▸ **Prompt**: Restate the records in their entirety, word for word.
[START OF Provided material]
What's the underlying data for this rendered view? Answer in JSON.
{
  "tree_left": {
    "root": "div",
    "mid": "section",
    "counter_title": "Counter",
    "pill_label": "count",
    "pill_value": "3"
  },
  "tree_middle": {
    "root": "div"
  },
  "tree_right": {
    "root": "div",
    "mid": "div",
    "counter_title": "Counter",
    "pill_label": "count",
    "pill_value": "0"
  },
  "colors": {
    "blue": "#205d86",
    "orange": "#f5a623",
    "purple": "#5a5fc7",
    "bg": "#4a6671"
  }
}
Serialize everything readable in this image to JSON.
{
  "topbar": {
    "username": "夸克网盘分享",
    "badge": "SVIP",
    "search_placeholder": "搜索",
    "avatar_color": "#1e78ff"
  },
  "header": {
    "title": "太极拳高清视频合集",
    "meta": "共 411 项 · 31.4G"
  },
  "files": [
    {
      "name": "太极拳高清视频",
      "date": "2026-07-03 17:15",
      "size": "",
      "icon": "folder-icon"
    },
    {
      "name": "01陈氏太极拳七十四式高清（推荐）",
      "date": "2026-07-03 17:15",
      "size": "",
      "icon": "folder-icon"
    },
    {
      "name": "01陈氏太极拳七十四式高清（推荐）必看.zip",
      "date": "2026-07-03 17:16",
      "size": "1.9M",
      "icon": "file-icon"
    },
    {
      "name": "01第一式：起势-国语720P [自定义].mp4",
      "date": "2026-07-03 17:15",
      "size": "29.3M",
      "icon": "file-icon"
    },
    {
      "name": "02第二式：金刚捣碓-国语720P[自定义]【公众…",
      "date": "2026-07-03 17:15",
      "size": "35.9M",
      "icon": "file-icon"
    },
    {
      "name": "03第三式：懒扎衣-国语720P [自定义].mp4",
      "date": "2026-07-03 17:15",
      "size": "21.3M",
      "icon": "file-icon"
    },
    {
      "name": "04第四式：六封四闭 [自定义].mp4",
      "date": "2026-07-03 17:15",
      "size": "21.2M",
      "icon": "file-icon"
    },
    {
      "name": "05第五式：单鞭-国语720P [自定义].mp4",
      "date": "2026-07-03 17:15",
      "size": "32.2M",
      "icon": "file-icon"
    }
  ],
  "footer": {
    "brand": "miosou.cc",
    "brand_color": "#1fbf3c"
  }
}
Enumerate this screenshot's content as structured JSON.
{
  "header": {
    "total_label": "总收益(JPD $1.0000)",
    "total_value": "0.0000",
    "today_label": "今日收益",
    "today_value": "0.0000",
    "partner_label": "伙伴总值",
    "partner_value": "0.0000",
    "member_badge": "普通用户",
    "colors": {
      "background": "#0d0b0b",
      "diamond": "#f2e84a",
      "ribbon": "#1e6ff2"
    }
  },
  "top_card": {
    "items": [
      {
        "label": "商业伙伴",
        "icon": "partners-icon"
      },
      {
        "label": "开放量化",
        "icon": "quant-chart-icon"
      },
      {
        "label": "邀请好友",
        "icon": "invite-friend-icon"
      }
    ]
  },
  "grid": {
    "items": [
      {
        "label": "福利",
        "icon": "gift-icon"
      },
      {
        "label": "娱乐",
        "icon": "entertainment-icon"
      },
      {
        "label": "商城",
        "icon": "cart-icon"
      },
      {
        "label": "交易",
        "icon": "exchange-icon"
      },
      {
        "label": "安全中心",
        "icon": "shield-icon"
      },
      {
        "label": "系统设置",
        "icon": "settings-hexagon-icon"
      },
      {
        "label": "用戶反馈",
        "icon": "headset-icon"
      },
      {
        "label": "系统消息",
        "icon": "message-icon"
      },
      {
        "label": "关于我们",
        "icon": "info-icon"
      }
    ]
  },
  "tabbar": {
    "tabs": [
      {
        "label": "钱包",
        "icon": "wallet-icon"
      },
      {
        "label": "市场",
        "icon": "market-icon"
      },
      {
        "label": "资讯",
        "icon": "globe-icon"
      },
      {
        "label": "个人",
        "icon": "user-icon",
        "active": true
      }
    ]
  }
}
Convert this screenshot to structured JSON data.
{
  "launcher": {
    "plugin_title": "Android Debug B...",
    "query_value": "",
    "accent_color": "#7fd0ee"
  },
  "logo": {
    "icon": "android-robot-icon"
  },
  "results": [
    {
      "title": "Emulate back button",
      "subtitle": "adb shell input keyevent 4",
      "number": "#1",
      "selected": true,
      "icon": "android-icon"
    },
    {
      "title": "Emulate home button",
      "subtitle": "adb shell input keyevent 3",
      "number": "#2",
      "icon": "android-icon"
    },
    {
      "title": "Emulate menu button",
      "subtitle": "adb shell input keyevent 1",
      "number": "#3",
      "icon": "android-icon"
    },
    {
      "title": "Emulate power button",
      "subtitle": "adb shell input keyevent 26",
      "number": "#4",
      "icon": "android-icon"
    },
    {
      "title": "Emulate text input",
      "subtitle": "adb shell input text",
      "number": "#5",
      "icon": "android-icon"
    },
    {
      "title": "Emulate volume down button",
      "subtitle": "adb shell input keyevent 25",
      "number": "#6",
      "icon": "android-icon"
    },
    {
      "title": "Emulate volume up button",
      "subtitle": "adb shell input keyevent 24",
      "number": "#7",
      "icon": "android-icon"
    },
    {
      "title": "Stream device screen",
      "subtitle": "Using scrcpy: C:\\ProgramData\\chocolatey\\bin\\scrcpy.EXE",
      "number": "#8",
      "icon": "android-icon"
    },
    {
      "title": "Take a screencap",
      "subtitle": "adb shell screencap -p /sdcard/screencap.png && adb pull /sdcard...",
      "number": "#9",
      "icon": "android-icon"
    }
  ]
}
[END OF Provided material]
▸ **Full solution**:
What's the underlying data for this rendered view? Answer in JSON.
{
  "tree_left": {
    "root": "div",
    "mid": "section",
    "counter_title": "Counter",
    "pill_label": "count",
    "pill_value": "3"
  },
  "tree_middle": {
    "root": "div"
  },
  "tree_right": {
    "root": "div",
    "mid": "div",
    "counter_title": "Counter",
    "pill_label": "count",
    "pill_value": "0"
  },
  "colors": {
    "blue": "#205d86",
    "orange": "#f5a623",
    "purple": "#5a5fc7",
    "bg": "#4a6671"
  }
}
Serialize everything readable in this image to JSON.
{
  "topbar": {
    "username": "夸克网盘分享",
    "badge": "SVIP",
    "search_placeholder": "搜索",
    "avatar_color": "#1e78ff"
  },
  "header": {
    "title": "太极拳高清视频合集",
    "meta": "共 411 项 · 31.4G"
  },
  "files": [
    {
      "name": "太极拳高清视频",
      "date": "2026-07-03 17:15",
      "size": "",
      "icon": "folder-icon"
    },
    {
      "name": "01陈氏太极拳七十四式高清（推荐）",
      "date": "2026-07-03 17:15",
      "size": "",
      "icon": "folder-icon"
    },
    {
      "name": "01陈氏太极拳七十四式高清（推荐）必看.zip",
      "date": "2026-07-03 17:16",
      "size": "1.9M",
      "icon": "file-icon"
    },
    {
      "name": "01第一式：起势-国语720P [自定义].mp4",
      "date": "2026-07-03 17:15",
      "size": "29.3M",
      "icon": "file-icon"
    },
    {
      "name": "02第二式：金刚捣碓-国语720P[自定义]【公众…",
      "date": "2026-07-03 17:15",
      "size": "35.9M",
      "icon": "file-icon"
    },
    {
      "name": "03第三式：懒扎衣-国语720P [自定义].mp4",
      "date": "2026-07-03 17:15",
      "size": "21.3M",
      "icon": "file-icon"
    },
    {
      "name": "04第四式：六封四闭 [自定义].mp4",
      "date": "2026-07-03 17:15",
      "size": "21.2M",
      "icon": "file-icon"
    },
    {
      "name": "05第五式：单鞭-国语720P [自定义].mp4",
      "date": "2026-07-03 17:15",
      "size": "32.2M",
      "icon": "file-icon"
    }
  ],
  "footer": {
    "brand": "miosou.cc",
    "brand_color": "#1fbf3c"
  }
}
Enumerate this screenshot's content as structured JSON.
{
  "header": {
    "total_label": "总收益(JPD $1.0000)",
    "total_value": "0.0000",
    "today_label": "今日收益",
    "today_value": "0.0000",
    "partner_label": "伙伴总值",
    "partner_value": "0.0000",
    "member_badge": "普通用户",
    "colors": {
      "background": "#0d0b0b",
      "diamond": "#f2e84a",
      "ribbon": "#1e6ff2"
    }
  },
  "top_card": {
    "items": [
      {
        "label": "商业伙伴",
        "icon": "partners-icon"
      },
      {
        "label": "开放量化",
        "icon": "quant-chart-icon"
      },
      {
        "label": "邀请好友",
        "icon": "invite-friend-icon"
      }
    ]
  },
  "grid": {
    "items": [
      {
        "label": "福利",
        "icon": "gift-icon"
      },
      {
        "label": "娱乐",
        "icon": "entertainment-icon"
      },
      {
        "label": "商城",
        "icon": "cart-icon"
      },
      {
        "label": "交易",
        "icon": "exchange-icon"
      },
      {
        "label": "安全中心",
        "icon": "shield-icon"
      },
      {
        "label": "系统设置",
        "icon": "settings-hexagon-icon"
      },
      {
        "label": "用戶反馈",
        "icon": "headset-icon"
      },
      {
        "label": "系统消息",
        "icon": "message-icon"
      },
      {
        "label": "关于我们",
        "icon": "info-icon"
      }
    ]
  },
  "tabbar": {
    "tabs": [
      {
        "label": "钱包",
        "icon": "wallet-icon"
      },
      {
        "label": "市场",
        "icon": "market-icon"
      },
      {
        "label": "资讯",
        "icon": "globe-icon"
      },
      {
        "label": "个人",
        "icon": "user-icon",
        "active": true
      }
    ]
  }
}
Convert this screenshot to structured JSON data.
{
  "launcher": {
    "plugin_title": "Android Debug B...",
    "query_value": "",
    "accent_color": "#7fd0ee"
  },
  "logo": {
    "icon": "android-robot-icon"
  },
  "results": [
    {
      "title": "Emulate back button",
      "subtitle": "adb shell input keyevent 4",
      "number": "#1",
      "selected": true,
      "icon": "android-icon"
    },
    {
      "title": "Emulate home button",
      "subtitle": "adb shell input keyevent 3",
      "number": "#2",
      "icon": "android-icon"
    },
    {
      "title": "Emulate menu button",
      "subtitle": "adb shell input keyevent 1",
      "number": "#3",
      "icon": "android-icon"
    },
    {
      "title": "Emulate power button",
      "subtitle": "adb shell input keyevent 26",
      "number": "#4",
      "icon": "android-icon"
    },
    {
      "title": "Emulate text input",
      "subtitle": "adb shell input text",
      "number": "#5",
      "icon": "android-icon"
    },
    {
      "title": "Emulate volume down button",
      "subtitle": "adb shell input keyevent 25",
      "number": "#6",
      "icon": "android-icon"
    },
    {
      "title": "Emulate volume up button",
      "subtitle": "adb shell input keyevent 24",
      "number": "#7",
      "icon": "android-icon"
    },
    {
      "title": "Stream device screen",
      "subtitle": "Using scrcpy: C:\\ProgramData\\chocolatey\\bin\\scrcpy.EXE",
      "number": "#8",
      "icon": "android-icon"
    },
    {
      "title": "Take a screencap",
      "subtitle": "adb shell screencap -p /sdcard/screencap.png && adb pull /sdcard...",
      "number": "#9",
      "icon": "android-icon"
    }
  ]
}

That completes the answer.